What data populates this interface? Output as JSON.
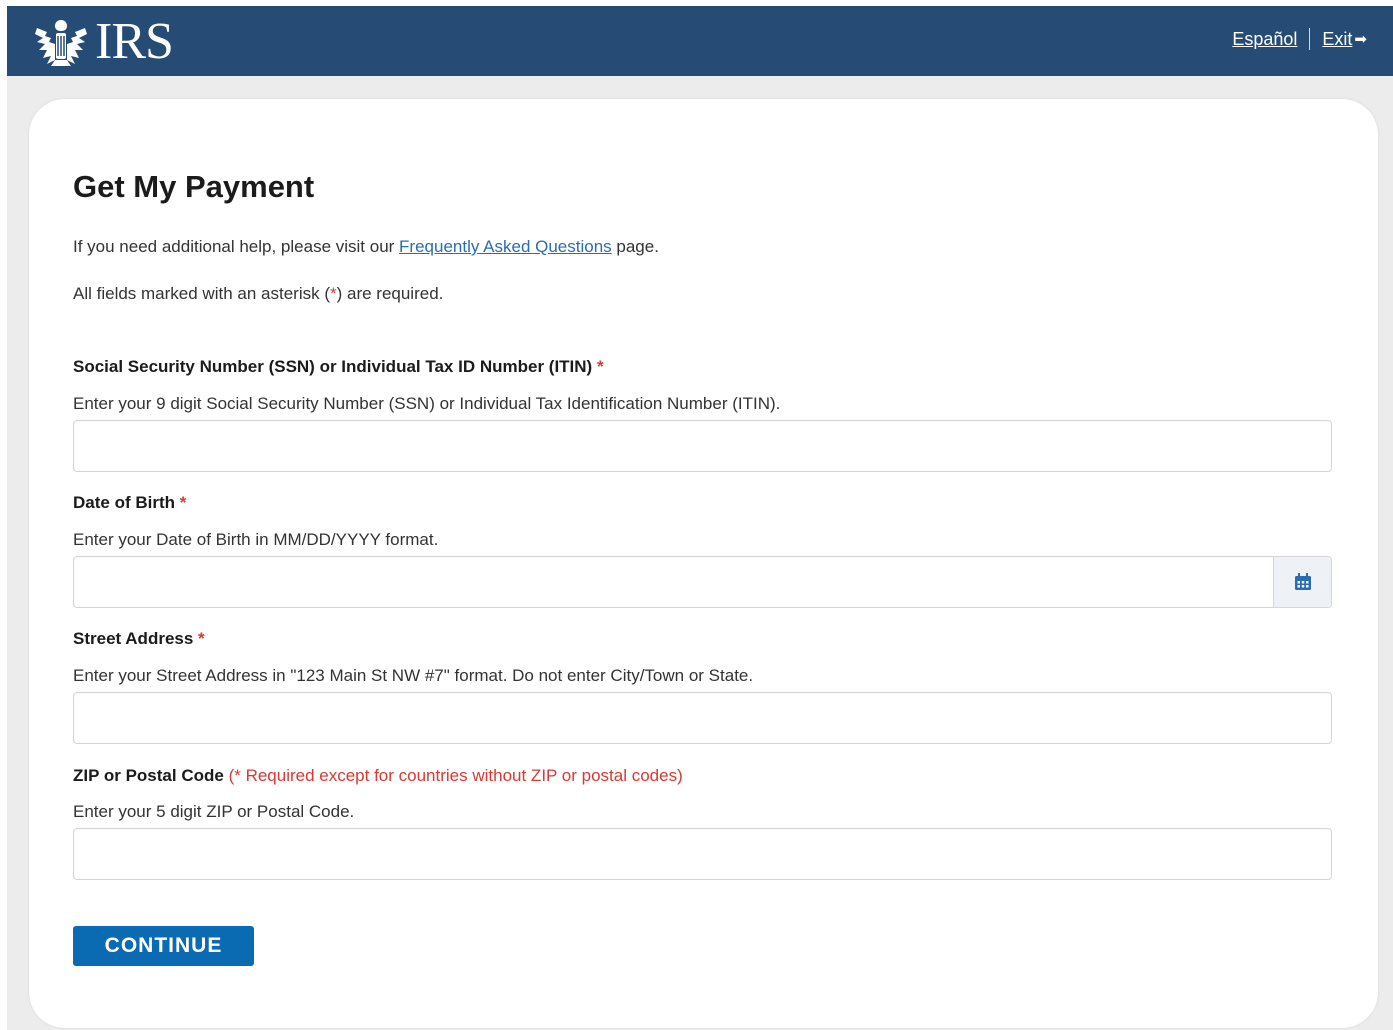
{
  "header": {
    "logo_text": "IRS",
    "espanol_link": "Español",
    "exit_link": "Exit"
  },
  "form": {
    "title": "Get My Payment",
    "help_prefix": "If you need additional help, please visit our ",
    "faq_link": "Frequently Asked Questions",
    "help_suffix": " page.",
    "required_prefix": "All fields marked with an asterisk (",
    "required_asterisk": "*",
    "required_suffix": ") are required.",
    "fields": [
      {
        "label": "Social Security Number (SSN) or Individual Tax ID Number (ITIN)",
        "asterisk": "*",
        "hint": "Enter your 9 digit Social Security Number (SSN) or Individual Tax Identification Number (ITIN).",
        "value": ""
      },
      {
        "label": "Date of Birth",
        "asterisk": "*",
        "hint": "Enter your Date of Birth in MM/DD/YYYY format.",
        "value": ""
      },
      {
        "label": "Street Address",
        "asterisk": "*",
        "hint": "Enter your Street Address in \"123 Main St NW #7\" format. Do not enter City/Town or State.",
        "value": ""
      },
      {
        "label": "ZIP or Postal Code",
        "note": "(* Required except for countries without ZIP or postal codes)",
        "hint": "Enter your 5 digit ZIP or Postal Code.",
        "value": ""
      }
    ],
    "continue_label": "CONTINUE"
  },
  "colors": {
    "header_bg": "#264b75",
    "primary_button": "#0a6bb3",
    "link": "#2a6db0",
    "required": "#d83933"
  }
}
· · · · · · ·
Work instructions: Omit each picture, then return all of the listing exactly as it stands.

Final answer:
What data populates this interface? Output as JSON.
{
  "header": {
    "logo_text": "IRS",
    "espanol_link": "Español",
    "exit_link": "Exit"
  },
  "form": {
    "title": "Get My Payment",
    "help_prefix": "If you need additional help, please visit our ",
    "faq_link": "Frequently Asked Questions",
    "help_suffix": " page.",
    "required_prefix": "All fields marked with an asterisk (",
    "required_asterisk": "*",
    "required_suffix": ") are required.",
    "fields": [
      {
        "label": "Social Security Number (SSN) or Individual Tax ID Number (ITIN)",
        "asterisk": "*",
        "hint": "Enter your 9 digit Social Security Number (SSN) or Individual Tax Identification Number (ITIN).",
        "value": ""
      },
      {
        "label": "Date of Birth",
        "asterisk": "*",
        "hint": "Enter your Date of Birth in MM/DD/YYYY format.",
        "value": ""
      },
      {
        "label": "Street Address",
        "asterisk": "*",
        "hint": "Enter your Street Address in \"123 Main St NW #7\" format. Do not enter City/Town or State.",
        "value": ""
      },
      {
        "label": "ZIP or Postal Code",
        "note": "(* Required except for countries without ZIP or postal codes)",
        "hint": "Enter your 5 digit ZIP or Postal Code.",
        "value": ""
      }
    ],
    "continue_label": "CONTINUE"
  },
  "colors": {
    "header_bg": "#264b75",
    "primary_button": "#0a6bb3",
    "link": "#2a6db0",
    "required": "#d83933"
  }
}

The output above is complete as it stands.